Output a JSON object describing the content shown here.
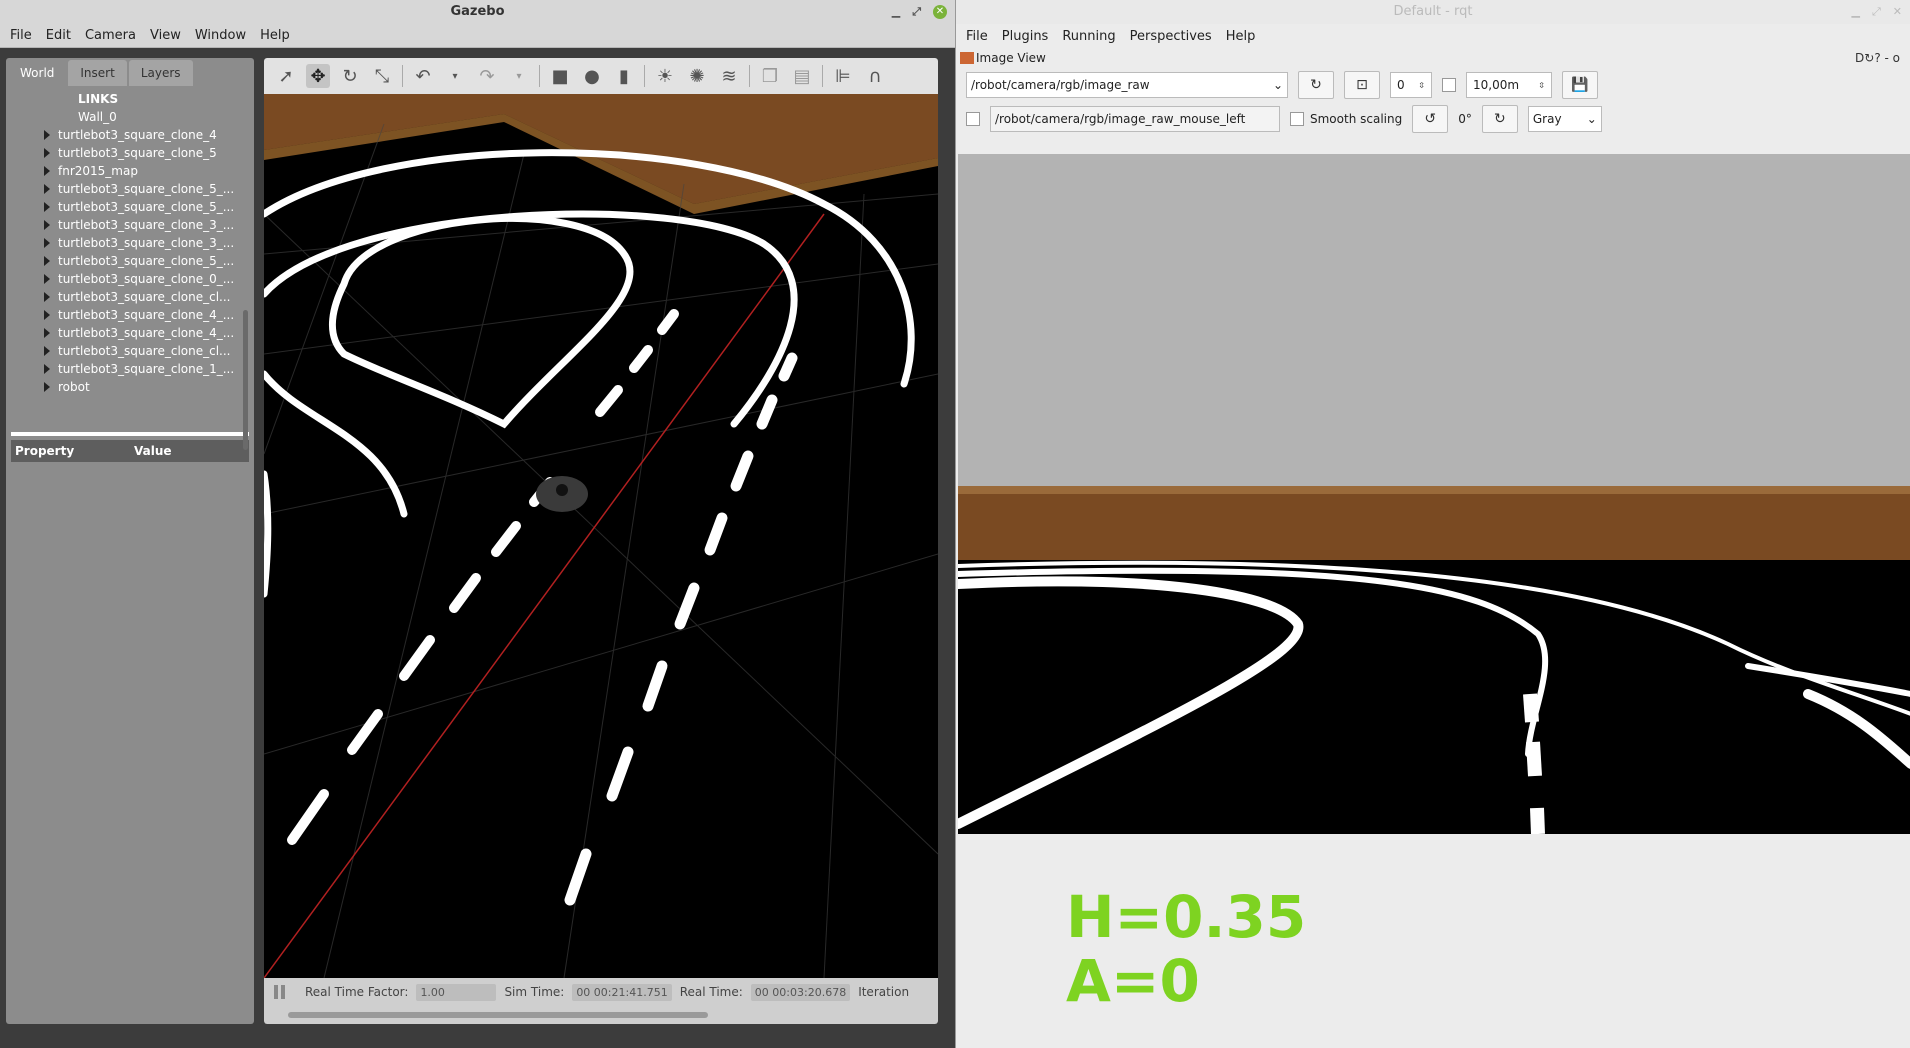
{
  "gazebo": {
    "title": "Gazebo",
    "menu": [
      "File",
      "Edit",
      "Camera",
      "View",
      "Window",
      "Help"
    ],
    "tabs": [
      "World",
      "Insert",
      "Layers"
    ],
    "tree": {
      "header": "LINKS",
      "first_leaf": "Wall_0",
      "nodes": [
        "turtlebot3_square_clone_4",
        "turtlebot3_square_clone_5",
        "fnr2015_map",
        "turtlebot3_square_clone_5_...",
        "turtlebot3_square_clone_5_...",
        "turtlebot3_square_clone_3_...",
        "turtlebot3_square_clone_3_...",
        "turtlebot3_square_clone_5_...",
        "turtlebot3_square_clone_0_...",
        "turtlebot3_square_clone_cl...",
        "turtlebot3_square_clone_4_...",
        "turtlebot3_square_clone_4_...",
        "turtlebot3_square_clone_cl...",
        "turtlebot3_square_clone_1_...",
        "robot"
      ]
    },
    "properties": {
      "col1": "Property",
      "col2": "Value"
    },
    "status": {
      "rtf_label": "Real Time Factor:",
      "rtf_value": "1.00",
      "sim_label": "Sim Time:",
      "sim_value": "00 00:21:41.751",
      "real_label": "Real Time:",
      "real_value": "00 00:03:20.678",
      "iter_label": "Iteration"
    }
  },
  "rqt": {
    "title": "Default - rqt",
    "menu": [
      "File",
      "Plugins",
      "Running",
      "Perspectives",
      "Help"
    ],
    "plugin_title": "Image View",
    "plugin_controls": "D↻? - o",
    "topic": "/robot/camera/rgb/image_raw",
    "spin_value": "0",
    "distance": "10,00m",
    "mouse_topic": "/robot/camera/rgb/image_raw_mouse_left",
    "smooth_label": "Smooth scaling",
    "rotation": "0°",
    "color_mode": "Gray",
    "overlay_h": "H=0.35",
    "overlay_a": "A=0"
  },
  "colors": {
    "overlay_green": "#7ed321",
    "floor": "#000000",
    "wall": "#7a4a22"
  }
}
------
Each record must be quoted in full and exactly. Do not include the pictures.

Output a JSON object describing the content shown here.
{
  "gazebo": {
    "title": "Gazebo",
    "menu": [
      "File",
      "Edit",
      "Camera",
      "View",
      "Window",
      "Help"
    ],
    "tabs": [
      "World",
      "Insert",
      "Layers"
    ],
    "tree": {
      "header": "LINKS",
      "first_leaf": "Wall_0",
      "nodes": [
        "turtlebot3_square_clone_4",
        "turtlebot3_square_clone_5",
        "fnr2015_map",
        "turtlebot3_square_clone_5_...",
        "turtlebot3_square_clone_5_...",
        "turtlebot3_square_clone_3_...",
        "turtlebot3_square_clone_3_...",
        "turtlebot3_square_clone_5_...",
        "turtlebot3_square_clone_0_...",
        "turtlebot3_square_clone_cl...",
        "turtlebot3_square_clone_4_...",
        "turtlebot3_square_clone_4_...",
        "turtlebot3_square_clone_cl...",
        "turtlebot3_square_clone_1_...",
        "robot"
      ]
    },
    "properties": {
      "col1": "Property",
      "col2": "Value"
    },
    "status": {
      "rtf_label": "Real Time Factor:",
      "rtf_value": "1.00",
      "sim_label": "Sim Time:",
      "sim_value": "00 00:21:41.751",
      "real_label": "Real Time:",
      "real_value": "00 00:03:20.678",
      "iter_label": "Iteration"
    }
  },
  "rqt": {
    "title": "Default - rqt",
    "menu": [
      "File",
      "Plugins",
      "Running",
      "Perspectives",
      "Help"
    ],
    "plugin_title": "Image View",
    "plugin_controls": "D↻? - o",
    "topic": "/robot/camera/rgb/image_raw",
    "spin_value": "0",
    "distance": "10,00m",
    "mouse_topic": "/robot/camera/rgb/image_raw_mouse_left",
    "smooth_label": "Smooth scaling",
    "rotation": "0°",
    "color_mode": "Gray",
    "overlay_h": "H=0.35",
    "overlay_a": "A=0"
  },
  "colors": {
    "overlay_green": "#7ed321",
    "floor": "#000000",
    "wall": "#7a4a22"
  }
}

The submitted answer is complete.